## Begin

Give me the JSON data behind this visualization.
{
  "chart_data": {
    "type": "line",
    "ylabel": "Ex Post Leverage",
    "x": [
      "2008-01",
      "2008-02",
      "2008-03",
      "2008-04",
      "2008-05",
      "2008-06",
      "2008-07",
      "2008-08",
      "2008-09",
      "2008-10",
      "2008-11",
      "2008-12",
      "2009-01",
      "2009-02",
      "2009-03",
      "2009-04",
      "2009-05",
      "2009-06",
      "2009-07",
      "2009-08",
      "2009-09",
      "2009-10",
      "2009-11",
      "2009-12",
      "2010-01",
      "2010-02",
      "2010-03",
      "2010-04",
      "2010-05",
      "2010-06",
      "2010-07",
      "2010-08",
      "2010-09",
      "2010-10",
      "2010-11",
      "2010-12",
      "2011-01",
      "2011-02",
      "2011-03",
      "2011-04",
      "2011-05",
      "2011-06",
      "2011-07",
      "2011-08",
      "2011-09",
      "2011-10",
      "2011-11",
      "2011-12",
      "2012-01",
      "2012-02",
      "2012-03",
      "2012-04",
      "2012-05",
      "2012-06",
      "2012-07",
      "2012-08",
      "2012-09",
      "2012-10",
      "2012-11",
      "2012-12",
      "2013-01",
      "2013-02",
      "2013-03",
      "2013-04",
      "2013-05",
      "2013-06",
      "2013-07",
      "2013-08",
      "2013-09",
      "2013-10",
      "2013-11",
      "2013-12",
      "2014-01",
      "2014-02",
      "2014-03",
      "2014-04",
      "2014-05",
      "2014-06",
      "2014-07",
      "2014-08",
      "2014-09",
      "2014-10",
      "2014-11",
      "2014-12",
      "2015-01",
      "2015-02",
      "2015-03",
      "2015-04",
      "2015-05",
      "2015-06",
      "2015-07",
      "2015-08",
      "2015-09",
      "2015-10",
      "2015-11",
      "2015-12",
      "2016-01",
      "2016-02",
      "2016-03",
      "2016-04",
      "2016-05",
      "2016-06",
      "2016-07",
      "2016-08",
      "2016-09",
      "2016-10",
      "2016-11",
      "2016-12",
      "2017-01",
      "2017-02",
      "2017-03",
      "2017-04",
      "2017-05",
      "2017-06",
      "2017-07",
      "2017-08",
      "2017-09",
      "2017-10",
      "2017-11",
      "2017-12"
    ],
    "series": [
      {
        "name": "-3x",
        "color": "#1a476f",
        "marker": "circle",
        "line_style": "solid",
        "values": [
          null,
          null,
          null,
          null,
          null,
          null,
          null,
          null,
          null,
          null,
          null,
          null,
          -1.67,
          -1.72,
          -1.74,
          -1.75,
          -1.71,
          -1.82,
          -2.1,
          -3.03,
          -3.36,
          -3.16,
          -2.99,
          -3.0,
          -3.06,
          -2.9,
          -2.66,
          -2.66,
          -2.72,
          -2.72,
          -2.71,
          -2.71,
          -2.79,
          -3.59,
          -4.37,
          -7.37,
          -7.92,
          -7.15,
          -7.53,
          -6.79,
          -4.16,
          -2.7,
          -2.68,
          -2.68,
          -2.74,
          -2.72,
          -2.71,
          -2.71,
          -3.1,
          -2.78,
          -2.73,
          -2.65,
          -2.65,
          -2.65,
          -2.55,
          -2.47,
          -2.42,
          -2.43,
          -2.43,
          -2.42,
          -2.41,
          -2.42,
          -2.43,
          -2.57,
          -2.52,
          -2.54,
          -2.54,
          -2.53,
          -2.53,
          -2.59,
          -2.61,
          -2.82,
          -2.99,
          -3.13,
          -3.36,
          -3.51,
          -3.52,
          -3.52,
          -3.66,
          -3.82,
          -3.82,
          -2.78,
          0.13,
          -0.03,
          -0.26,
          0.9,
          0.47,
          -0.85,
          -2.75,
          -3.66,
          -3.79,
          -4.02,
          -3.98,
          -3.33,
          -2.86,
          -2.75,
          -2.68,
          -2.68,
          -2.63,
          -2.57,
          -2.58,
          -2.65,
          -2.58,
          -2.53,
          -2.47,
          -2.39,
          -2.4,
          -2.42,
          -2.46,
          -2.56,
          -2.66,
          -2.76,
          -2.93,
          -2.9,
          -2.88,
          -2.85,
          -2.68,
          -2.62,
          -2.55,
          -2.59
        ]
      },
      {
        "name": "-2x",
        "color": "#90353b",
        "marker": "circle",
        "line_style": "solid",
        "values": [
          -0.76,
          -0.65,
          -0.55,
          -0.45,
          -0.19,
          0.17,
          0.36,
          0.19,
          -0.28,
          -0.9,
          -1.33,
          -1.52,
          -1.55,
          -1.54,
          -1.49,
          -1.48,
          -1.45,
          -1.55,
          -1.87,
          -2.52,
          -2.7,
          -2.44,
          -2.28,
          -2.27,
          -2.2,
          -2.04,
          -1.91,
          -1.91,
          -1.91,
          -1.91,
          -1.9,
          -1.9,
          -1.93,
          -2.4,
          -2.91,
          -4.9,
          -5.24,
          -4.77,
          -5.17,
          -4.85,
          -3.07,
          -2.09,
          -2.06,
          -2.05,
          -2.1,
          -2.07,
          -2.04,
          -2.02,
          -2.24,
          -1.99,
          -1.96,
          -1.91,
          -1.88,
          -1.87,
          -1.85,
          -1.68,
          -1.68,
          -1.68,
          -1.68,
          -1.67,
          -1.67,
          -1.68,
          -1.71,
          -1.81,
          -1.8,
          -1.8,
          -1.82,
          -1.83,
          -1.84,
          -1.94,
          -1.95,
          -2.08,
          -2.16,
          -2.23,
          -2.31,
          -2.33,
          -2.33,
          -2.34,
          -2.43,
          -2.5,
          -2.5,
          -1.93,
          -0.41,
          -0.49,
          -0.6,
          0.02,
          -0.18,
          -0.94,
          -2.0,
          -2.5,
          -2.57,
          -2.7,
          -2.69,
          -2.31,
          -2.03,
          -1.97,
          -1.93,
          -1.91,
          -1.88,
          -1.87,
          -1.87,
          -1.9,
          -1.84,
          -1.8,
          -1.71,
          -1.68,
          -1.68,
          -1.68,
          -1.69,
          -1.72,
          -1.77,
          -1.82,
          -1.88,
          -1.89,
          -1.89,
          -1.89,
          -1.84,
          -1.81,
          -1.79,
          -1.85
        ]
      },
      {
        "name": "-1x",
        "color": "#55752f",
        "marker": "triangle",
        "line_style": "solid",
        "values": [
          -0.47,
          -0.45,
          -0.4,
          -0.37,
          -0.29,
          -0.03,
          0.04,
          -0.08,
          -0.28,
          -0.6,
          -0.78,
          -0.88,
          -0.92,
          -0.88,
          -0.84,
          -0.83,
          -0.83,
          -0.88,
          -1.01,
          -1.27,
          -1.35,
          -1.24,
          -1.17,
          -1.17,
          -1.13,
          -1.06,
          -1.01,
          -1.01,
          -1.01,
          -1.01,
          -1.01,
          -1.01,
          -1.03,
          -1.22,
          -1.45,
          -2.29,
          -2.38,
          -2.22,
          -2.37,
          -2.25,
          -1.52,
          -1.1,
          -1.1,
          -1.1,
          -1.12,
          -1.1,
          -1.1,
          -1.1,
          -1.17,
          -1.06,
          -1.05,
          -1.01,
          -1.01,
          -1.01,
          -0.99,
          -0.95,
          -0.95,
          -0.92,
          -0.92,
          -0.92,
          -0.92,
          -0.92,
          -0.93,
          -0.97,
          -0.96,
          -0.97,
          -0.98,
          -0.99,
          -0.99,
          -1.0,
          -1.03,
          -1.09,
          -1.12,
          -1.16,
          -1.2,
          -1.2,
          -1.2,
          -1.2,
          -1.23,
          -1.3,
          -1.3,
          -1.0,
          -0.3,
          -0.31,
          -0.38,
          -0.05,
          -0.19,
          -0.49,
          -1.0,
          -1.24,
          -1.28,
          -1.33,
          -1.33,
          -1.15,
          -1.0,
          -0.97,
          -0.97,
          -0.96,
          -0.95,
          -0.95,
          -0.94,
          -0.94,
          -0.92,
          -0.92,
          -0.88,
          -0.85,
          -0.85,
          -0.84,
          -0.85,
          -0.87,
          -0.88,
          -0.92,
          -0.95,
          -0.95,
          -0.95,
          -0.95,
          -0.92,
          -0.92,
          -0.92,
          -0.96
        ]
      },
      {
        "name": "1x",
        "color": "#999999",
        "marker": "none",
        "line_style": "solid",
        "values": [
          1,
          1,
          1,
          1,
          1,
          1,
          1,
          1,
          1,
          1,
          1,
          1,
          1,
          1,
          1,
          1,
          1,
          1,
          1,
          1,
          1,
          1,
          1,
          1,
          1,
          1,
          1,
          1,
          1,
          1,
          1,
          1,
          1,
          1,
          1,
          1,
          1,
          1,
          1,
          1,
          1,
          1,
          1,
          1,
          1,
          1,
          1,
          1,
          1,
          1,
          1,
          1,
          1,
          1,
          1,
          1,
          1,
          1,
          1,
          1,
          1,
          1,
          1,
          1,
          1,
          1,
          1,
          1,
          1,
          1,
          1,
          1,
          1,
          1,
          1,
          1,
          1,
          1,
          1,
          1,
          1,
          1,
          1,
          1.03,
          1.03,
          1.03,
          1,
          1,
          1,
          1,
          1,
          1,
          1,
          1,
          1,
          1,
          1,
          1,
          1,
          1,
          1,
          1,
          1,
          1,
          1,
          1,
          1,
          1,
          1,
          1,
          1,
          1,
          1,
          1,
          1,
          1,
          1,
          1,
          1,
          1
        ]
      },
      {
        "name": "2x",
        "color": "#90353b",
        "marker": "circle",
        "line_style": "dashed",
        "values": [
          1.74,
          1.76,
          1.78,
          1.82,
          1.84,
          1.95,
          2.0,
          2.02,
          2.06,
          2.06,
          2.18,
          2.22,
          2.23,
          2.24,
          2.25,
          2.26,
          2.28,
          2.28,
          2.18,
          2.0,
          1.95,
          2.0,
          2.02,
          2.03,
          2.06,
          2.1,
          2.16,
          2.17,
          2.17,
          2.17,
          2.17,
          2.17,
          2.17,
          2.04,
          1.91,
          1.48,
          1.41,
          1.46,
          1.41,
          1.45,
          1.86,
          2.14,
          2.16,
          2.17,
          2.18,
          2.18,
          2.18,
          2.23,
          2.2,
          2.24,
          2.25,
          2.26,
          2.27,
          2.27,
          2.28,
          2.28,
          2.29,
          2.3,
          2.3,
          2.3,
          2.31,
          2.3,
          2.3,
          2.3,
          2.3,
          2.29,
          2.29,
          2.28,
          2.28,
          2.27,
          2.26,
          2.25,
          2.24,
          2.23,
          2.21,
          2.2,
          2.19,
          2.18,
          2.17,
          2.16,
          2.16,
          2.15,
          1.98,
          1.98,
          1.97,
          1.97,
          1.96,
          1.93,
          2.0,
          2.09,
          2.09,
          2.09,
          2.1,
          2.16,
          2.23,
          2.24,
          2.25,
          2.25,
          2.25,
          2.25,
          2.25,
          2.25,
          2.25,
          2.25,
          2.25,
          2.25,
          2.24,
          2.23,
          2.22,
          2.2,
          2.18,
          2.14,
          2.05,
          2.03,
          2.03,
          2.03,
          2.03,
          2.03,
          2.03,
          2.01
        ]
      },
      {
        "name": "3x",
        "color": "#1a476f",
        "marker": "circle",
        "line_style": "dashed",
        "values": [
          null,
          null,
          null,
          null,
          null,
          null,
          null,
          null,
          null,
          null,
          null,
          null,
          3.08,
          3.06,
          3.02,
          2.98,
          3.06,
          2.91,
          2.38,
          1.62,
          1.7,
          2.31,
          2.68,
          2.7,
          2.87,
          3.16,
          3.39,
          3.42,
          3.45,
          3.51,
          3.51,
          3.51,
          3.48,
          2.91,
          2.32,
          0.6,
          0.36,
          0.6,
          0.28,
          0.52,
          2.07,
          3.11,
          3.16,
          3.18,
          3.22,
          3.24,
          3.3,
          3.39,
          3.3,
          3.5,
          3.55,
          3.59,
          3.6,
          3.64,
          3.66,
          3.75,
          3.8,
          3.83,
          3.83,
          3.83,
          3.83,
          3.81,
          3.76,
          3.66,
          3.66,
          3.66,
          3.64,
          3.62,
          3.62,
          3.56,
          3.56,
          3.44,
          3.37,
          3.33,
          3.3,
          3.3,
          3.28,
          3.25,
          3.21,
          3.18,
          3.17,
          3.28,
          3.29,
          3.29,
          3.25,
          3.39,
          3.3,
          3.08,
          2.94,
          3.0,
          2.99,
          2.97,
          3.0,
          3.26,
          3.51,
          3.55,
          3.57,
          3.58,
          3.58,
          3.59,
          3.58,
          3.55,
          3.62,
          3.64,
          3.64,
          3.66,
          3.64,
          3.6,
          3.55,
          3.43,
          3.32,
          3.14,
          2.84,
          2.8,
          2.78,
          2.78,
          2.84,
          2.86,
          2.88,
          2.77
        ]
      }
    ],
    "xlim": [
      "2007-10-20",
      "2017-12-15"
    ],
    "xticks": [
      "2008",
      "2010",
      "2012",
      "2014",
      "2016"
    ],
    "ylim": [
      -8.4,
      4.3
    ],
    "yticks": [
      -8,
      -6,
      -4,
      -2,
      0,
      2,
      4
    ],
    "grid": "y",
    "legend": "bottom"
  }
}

## End

WHAT IS EXPECTED
Only lines with the word "name" should be collected from the material.

TASK SOLUTION
        "name": "-3x",
        "name": "-2x",
        "name": "-1x",
        "name": "1x",
        "name": "2x",
        "name": "3x",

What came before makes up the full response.